# start of Record set
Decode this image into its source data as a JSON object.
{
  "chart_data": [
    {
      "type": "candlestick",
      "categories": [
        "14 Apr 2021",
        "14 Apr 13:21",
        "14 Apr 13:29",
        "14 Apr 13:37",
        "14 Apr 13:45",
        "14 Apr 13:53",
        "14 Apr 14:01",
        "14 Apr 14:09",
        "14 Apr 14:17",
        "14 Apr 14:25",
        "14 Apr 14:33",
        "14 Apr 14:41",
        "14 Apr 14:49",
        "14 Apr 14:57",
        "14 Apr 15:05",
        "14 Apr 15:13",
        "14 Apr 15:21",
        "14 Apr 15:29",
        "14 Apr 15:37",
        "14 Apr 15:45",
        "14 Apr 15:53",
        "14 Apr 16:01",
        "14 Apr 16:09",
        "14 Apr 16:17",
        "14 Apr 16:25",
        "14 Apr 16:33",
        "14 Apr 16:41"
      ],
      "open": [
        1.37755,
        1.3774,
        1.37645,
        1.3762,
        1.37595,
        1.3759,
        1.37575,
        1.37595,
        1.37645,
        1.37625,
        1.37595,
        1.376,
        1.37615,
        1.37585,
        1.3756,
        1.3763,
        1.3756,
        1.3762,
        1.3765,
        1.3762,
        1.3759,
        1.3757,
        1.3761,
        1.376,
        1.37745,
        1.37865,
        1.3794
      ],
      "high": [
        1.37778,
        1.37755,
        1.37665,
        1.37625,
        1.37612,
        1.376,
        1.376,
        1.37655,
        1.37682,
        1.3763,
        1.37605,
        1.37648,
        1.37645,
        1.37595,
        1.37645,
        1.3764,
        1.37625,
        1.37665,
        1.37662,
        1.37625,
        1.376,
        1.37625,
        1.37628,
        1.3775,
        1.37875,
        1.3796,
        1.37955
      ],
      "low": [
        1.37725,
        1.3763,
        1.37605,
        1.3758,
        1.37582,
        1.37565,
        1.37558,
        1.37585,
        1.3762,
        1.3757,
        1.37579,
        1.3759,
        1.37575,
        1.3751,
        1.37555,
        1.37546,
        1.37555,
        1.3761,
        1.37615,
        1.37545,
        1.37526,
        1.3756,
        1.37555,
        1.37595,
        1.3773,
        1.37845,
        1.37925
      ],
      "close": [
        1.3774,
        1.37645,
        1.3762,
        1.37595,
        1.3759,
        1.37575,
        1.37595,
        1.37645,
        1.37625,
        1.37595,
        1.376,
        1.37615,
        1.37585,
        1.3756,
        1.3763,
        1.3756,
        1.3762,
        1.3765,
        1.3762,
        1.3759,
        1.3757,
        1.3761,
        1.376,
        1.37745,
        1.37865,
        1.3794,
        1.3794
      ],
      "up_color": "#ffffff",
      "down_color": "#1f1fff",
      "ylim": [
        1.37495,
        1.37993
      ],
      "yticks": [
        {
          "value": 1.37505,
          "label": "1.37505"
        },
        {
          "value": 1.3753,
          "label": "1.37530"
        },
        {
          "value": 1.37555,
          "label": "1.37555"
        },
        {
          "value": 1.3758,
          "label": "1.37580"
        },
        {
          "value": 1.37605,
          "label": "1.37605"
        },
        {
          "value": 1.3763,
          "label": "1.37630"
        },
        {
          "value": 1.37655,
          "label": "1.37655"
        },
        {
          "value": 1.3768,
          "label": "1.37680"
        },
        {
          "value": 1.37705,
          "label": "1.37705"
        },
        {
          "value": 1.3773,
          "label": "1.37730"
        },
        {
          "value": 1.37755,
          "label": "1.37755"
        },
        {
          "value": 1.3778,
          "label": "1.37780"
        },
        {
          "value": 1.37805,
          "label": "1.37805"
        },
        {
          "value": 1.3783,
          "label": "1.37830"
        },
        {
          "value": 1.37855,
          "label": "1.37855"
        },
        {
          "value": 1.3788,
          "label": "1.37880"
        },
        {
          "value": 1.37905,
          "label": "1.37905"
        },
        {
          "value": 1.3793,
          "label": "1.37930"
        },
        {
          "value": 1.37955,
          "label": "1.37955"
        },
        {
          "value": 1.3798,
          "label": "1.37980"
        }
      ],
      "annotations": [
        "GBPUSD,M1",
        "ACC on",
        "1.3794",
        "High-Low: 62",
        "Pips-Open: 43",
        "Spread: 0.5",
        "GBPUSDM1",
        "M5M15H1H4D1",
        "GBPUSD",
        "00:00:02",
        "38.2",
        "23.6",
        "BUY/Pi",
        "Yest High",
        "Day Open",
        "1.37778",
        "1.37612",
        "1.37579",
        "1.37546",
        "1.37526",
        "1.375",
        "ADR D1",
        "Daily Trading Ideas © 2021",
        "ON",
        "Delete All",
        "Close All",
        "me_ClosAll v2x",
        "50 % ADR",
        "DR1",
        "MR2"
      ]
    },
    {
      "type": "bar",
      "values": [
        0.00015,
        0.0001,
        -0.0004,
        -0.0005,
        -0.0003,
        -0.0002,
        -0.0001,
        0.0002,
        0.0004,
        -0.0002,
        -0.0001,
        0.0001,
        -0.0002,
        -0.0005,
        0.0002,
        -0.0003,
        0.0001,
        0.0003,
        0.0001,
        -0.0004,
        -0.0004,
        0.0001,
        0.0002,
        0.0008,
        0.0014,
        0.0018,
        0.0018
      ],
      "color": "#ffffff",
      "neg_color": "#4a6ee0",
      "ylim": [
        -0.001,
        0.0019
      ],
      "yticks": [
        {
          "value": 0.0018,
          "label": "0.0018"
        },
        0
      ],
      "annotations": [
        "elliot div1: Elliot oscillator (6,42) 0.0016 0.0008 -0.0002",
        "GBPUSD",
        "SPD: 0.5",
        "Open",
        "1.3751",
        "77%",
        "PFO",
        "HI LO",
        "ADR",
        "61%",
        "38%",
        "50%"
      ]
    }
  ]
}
# end of Record set
§ **What is expected**
Transcribe all lines as written.

§ **The response**
Decode this image into its source data as a JSON object.
{
  "chart_data": [
    {
      "type": "candlestick",
      "categories": [
        "14 Apr 2021",
        "14 Apr 13:21",
        "14 Apr 13:29",
        "14 Apr 13:37",
        "14 Apr 13:45",
        "14 Apr 13:53",
        "14 Apr 14:01",
        "14 Apr 14:09",
        "14 Apr 14:17",
        "14 Apr 14:25",
        "14 Apr 14:33",
        "14 Apr 14:41",
        "14 Apr 14:49",
        "14 Apr 14:57",
        "14 Apr 15:05",
        "14 Apr 15:13",
        "14 Apr 15:21",
        "14 Apr 15:29",
        "14 Apr 15:37",
        "14 Apr 15:45",
        "14 Apr 15:53",
        "14 Apr 16:01",
        "14 Apr 16:09",
        "14 Apr 16:17",
        "14 Apr 16:25",
        "14 Apr 16:33",
        "14 Apr 16:41"
      ],
      "open": [
        1.37755,
        1.3774,
        1.37645,
        1.3762,
        1.37595,
        1.3759,
        1.37575,
        1.37595,
        1.37645,
        1.37625,
        1.37595,
        1.376,
        1.37615,
        1.37585,
        1.3756,
        1.3763,
        1.3756,
        1.3762,
        1.3765,
        1.3762,
        1.3759,
        1.3757,
        1.3761,
        1.376,
        1.37745,
        1.37865,
        1.3794
      ],
      "high": [
        1.37778,
        1.37755,
        1.37665,
        1.37625,
        1.37612,
        1.376,
        1.376,
        1.37655,
        1.37682,
        1.3763,
        1.37605,
        1.37648,
        1.37645,
        1.37595,
        1.37645,
        1.3764,
        1.37625,
        1.37665,
        1.37662,
        1.37625,
        1.376,
        1.37625,
        1.37628,
        1.3775,
        1.37875,
        1.3796,
        1.37955
      ],
      "low": [
        1.37725,
        1.3763,
        1.37605,
        1.3758,
        1.37582,
        1.37565,
        1.37558,
        1.37585,
        1.3762,
        1.3757,
        1.37579,
        1.3759,
        1.37575,
        1.3751,
        1.37555,
        1.37546,
        1.37555,
        1.3761,
        1.37615,
        1.37545,
        1.37526,
        1.3756,
        1.37555,
        1.37595,
        1.3773,
        1.37845,
        1.37925
      ],
      "close": [
        1.3774,
        1.37645,
        1.3762,
        1.37595,
        1.3759,
        1.37575,
        1.37595,
        1.37645,
        1.37625,
        1.37595,
        1.376,
        1.37615,
        1.37585,
        1.3756,
        1.3763,
        1.3756,
        1.3762,
        1.3765,
        1.3762,
        1.3759,
        1.3757,
        1.3761,
        1.376,
        1.37745,
        1.37865,
        1.3794,
        1.3794
      ],
      "up_color": "#ffffff",
      "down_color": "#1f1fff",
      "ylim": [
        1.37495,
        1.37993
      ],
      "yticks": [
        {
          "value": 1.37505,
          "label": "1.37505"
        },
        {
          "value": 1.3753,
          "label": "1.37530"
        },
        {
          "value": 1.37555,
          "label": "1.37555"
        },
        {
          "value": 1.3758,
          "label": "1.37580"
        },
        {
          "value": 1.37605,
          "label": "1.37605"
        },
        {
          "value": 1.3763,
          "label": "1.37630"
        },
        {
          "value": 1.37655,
          "label": "1.37655"
        },
        {
          "value": 1.3768,
          "label": "1.37680"
        },
        {
          "value": 1.37705,
          "label": "1.37705"
        },
        {
          "value": 1.3773,
          "label": "1.37730"
        },
        {
          "value": 1.37755,
          "label": "1.37755"
        },
        {
          "value": 1.3778,
          "label": "1.37780"
        },
        {
          "value": 1.37805,
          "label": "1.37805"
        },
        {
          "value": 1.3783,
          "label": "1.37830"
        },
        {
          "value": 1.37855,
          "label": "1.37855"
        },
        {
          "value": 1.3788,
          "label": "1.37880"
        },
        {
          "value": 1.37905,
          "label": "1.37905"
        },
        {
          "value": 1.3793,
          "label": "1.37930"
        },
        {
          "value": 1.37955,
          "label": "1.37955"
        },
        {
          "value": 1.3798,
          "label": "1.37980"
        }
      ],
      "annotations": [
        "GBPUSD,M1",
        "ACC on",
        "1.3794",
        "High-Low: 62",
        "Pips-Open: 43",
        "Spread: 0.5",
        "GBPUSDM1",
        "M5M15H1H4D1",
        "GBPUSD",
        "00:00:02",
        "38.2",
        "23.6",
        "BUY/Pi",
        "Yest High",
        "Day Open",
        "1.37778",
        "1.37612",
        "1.37579",
        "1.37546",
        "1.37526",
        "1.375",
        "ADR D1",
        "Daily Trading Ideas © 2021",
        "ON",
        "Delete All",
        "Close All",
        "me_ClosAll v2x",
        "50 % ADR",
        "DR1",
        "MR2"
      ]
    },
    {
      "type": "bar",
      "values": [
        0.00015,
        0.0001,
        -0.0004,
        -0.0005,
        -0.0003,
        -0.0002,
        -0.0001,
        0.0002,
        0.0004,
        -0.0002,
        -0.0001,
        0.0001,
        -0.0002,
        -0.0005,
        0.0002,
        -0.0003,
        0.0001,
        0.0003,
        0.0001,
        -0.0004,
        -0.0004,
        0.0001,
        0.0002,
        0.0008,
        0.0014,
        0.0018,
        0.0018
      ],
      "color": "#ffffff",
      "neg_color": "#4a6ee0",
      "ylim": [
        -0.001,
        0.0019
      ],
      "yticks": [
        {
          "value": 0.0018,
          "label": "0.0018"
        },
        0
      ],
      "annotations": [
        "elliot div1: Elliot oscillator (6,42) 0.0016 0.0008 -0.0002",
        "GBPUSD",
        "SPD: 0.5",
        "Open",
        "1.3751",
        "77%",
        "PFO",
        "HI LO",
        "ADR",
        "61%",
        "38%",
        "50%"
      ]
    }
  ]
}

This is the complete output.